- GOAL -
Every line of the material below must be repeated exactly.

- PROVIDED RECORDS -

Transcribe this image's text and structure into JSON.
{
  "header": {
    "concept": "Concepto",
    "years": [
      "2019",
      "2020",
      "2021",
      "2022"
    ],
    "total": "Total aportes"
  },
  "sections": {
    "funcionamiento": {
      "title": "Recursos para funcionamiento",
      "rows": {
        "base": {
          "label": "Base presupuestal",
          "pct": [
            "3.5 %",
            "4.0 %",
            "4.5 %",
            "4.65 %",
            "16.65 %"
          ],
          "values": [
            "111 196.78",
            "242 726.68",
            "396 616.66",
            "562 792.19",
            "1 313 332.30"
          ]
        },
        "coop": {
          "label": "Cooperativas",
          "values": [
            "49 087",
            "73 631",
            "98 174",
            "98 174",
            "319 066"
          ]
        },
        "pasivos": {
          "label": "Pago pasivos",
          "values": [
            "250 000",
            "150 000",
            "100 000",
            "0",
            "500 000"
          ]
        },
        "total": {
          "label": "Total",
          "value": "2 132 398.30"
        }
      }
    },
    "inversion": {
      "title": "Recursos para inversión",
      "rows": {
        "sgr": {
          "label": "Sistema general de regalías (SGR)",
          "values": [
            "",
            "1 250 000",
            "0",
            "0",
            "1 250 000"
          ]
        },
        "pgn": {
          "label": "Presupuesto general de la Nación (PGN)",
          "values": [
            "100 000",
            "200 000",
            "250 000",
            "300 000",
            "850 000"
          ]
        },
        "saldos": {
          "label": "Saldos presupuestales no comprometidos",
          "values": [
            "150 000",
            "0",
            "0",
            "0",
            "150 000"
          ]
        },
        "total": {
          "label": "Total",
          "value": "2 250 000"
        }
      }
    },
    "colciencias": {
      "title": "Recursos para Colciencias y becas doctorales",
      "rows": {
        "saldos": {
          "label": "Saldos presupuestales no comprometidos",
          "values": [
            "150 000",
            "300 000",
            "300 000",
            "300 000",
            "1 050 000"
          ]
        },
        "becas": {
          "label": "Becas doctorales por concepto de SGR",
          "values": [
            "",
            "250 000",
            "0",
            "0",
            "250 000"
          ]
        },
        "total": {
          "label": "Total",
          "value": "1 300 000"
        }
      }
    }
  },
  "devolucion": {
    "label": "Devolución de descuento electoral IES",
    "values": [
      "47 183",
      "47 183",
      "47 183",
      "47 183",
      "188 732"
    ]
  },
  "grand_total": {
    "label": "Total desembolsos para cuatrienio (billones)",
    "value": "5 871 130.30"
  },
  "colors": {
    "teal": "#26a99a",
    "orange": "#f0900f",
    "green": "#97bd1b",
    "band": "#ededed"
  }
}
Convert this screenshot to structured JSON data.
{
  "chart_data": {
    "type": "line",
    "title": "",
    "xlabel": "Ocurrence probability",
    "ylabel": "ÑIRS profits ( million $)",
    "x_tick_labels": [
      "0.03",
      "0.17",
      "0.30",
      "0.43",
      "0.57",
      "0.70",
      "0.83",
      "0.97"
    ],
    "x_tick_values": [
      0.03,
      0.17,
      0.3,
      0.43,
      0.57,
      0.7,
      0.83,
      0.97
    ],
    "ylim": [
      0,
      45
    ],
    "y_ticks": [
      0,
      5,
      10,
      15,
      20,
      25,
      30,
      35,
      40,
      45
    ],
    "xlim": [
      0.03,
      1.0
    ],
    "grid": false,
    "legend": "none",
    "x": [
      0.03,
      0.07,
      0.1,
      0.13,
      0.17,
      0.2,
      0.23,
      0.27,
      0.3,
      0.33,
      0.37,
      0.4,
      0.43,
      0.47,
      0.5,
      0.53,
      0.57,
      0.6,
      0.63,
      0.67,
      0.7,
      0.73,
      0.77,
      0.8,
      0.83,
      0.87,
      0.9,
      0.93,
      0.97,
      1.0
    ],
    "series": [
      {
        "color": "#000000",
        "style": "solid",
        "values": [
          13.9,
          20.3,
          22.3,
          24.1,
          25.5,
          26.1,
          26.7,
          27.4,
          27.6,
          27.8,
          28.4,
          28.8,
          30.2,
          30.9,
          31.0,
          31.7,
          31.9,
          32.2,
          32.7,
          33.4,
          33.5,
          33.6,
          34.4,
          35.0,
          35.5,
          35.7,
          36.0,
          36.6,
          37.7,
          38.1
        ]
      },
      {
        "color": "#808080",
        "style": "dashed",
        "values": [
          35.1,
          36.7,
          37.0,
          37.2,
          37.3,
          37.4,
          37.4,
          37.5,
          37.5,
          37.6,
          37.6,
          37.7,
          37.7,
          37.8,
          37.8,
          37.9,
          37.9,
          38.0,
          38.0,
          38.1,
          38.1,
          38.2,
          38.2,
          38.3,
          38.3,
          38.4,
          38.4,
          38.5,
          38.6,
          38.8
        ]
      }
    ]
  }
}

- SOLUTION TO THE PROBLEM -
Transcribe this image's text and structure into JSON.
{
  "header": {
    "concept": "Concepto",
    "years": [
      "2019",
      "2020",
      "2021",
      "2022"
    ],
    "total": "Total aportes"
  },
  "sections": {
    "funcionamiento": {
      "title": "Recursos para funcionamiento",
      "rows": {
        "base": {
          "label": "Base presupuestal",
          "pct": [
            "3.5 %",
            "4.0 %",
            "4.5 %",
            "4.65 %",
            "16.65 %"
          ],
          "values": [
            "111 196.78",
            "242 726.68",
            "396 616.66",
            "562 792.19",
            "1 313 332.30"
          ]
        },
        "coop": {
          "label": "Cooperativas",
          "values": [
            "49 087",
            "73 631",
            "98 174",
            "98 174",
            "319 066"
          ]
        },
        "pasivos": {
          "label": "Pago pasivos",
          "values": [
            "250 000",
            "150 000",
            "100 000",
            "0",
            "500 000"
          ]
        },
        "total": {
          "label": "Total",
          "value": "2 132 398.30"
        }
      }
    },
    "inversion": {
      "title": "Recursos para inversión",
      "rows": {
        "sgr": {
          "label": "Sistema general de regalías (SGR)",
          "values": [
            "",
            "1 250 000",
            "0",
            "0",
            "1 250 000"
          ]
        },
        "pgn": {
          "label": "Presupuesto general de la Nación (PGN)",
          "values": [
            "100 000",
            "200 000",
            "250 000",
            "300 000",
            "850 000"
          ]
        },
        "saldos": {
          "label": "Saldos presupuestales no comprometidos",
          "values": [
            "150 000",
            "0",
            "0",
            "0",
            "150 000"
          ]
        },
        "total": {
          "label": "Total",
          "value": "2 250 000"
        }
      }
    },
    "colciencias": {
      "title": "Recursos para Colciencias y becas doctorales",
      "rows": {
        "saldos": {
          "label": "Saldos presupuestales no comprometidos",
          "values": [
            "150 000",
            "300 000",
            "300 000",
            "300 000",
            "1 050 000"
          ]
        },
        "becas": {
          "label": "Becas doctorales por concepto de SGR",
          "values": [
            "",
            "250 000",
            "0",
            "0",
            "250 000"
          ]
        },
        "total": {
          "label": "Total",
          "value": "1 300 000"
        }
      }
    }
  },
  "devolucion": {
    "label": "Devolución de descuento electoral IES",
    "values": [
      "47 183",
      "47 183",
      "47 183",
      "47 183",
      "188 732"
    ]
  },
  "grand_total": {
    "label": "Total desembolsos para cuatrienio (billones)",
    "value": "5 871 130.30"
  },
  "colors": {
    "teal": "#26a99a",
    "orange": "#f0900f",
    "green": "#97bd1b",
    "band": "#ededed"
  }
}
Convert this screenshot to structured JSON data.
{
  "chart_data": {
    "type": "line",
    "title": "",
    "xlabel": "Ocurrence probability",
    "ylabel": "ÑIRS profits ( million $)",
    "x_tick_labels": [
      "0.03",
      "0.17",
      "0.30",
      "0.43",
      "0.57",
      "0.70",
      "0.83",
      "0.97"
    ],
    "x_tick_values": [
      0.03,
      0.17,
      0.3,
      0.43,
      0.57,
      0.7,
      0.83,
      0.97
    ],
    "ylim": [
      0,
      45
    ],
    "y_ticks": [
      0,
      5,
      10,
      15,
      20,
      25,
      30,
      35,
      40,
      45
    ],
    "xlim": [
      0.03,
      1.0
    ],
    "grid": false,
    "legend": "none",
    "x": [
      0.03,
      0.07,
      0.1,
      0.13,
      0.17,
      0.2,
      0.23,
      0.27,
      0.3,
      0.33,
      0.37,
      0.4,
      0.43,
      0.47,
      0.5,
      0.53,
      0.57,
      0.6,
      0.63,
      0.67,
      0.7,
      0.73,
      0.77,
      0.8,
      0.83,
      0.87,
      0.9,
      0.93,
      0.97,
      1.0
    ],
    "series": [
      {
        "color": "#000000",
        "style": "solid",
        "values": [
          13.9,
          20.3,
          22.3,
          24.1,
          25.5,
          26.1,
          26.7,
          27.4,
          27.6,
          27.8,
          28.4,
          28.8,
          30.2,
          30.9,
          31.0,
          31.7,
          31.9,
          32.2,
          32.7,
          33.4,
          33.5,
          33.6,
          34.4,
          35.0,
          35.5,
          35.7,
          36.0,
          36.6,
          37.7,
          38.1
        ]
      },
      {
        "color": "#808080",
        "style": "dashed",
        "values": [
          35.1,
          36.7,
          37.0,
          37.2,
          37.3,
          37.4,
          37.4,
          37.5,
          37.5,
          37.6,
          37.6,
          37.7,
          37.7,
          37.8,
          37.8,
          37.9,
          37.9,
          38.0,
          38.0,
          38.1,
          38.1,
          38.2,
          38.2,
          38.3,
          38.3,
          38.4,
          38.4,
          38.5,
          38.6,
          38.8
        ]
      }
    ]
  }
}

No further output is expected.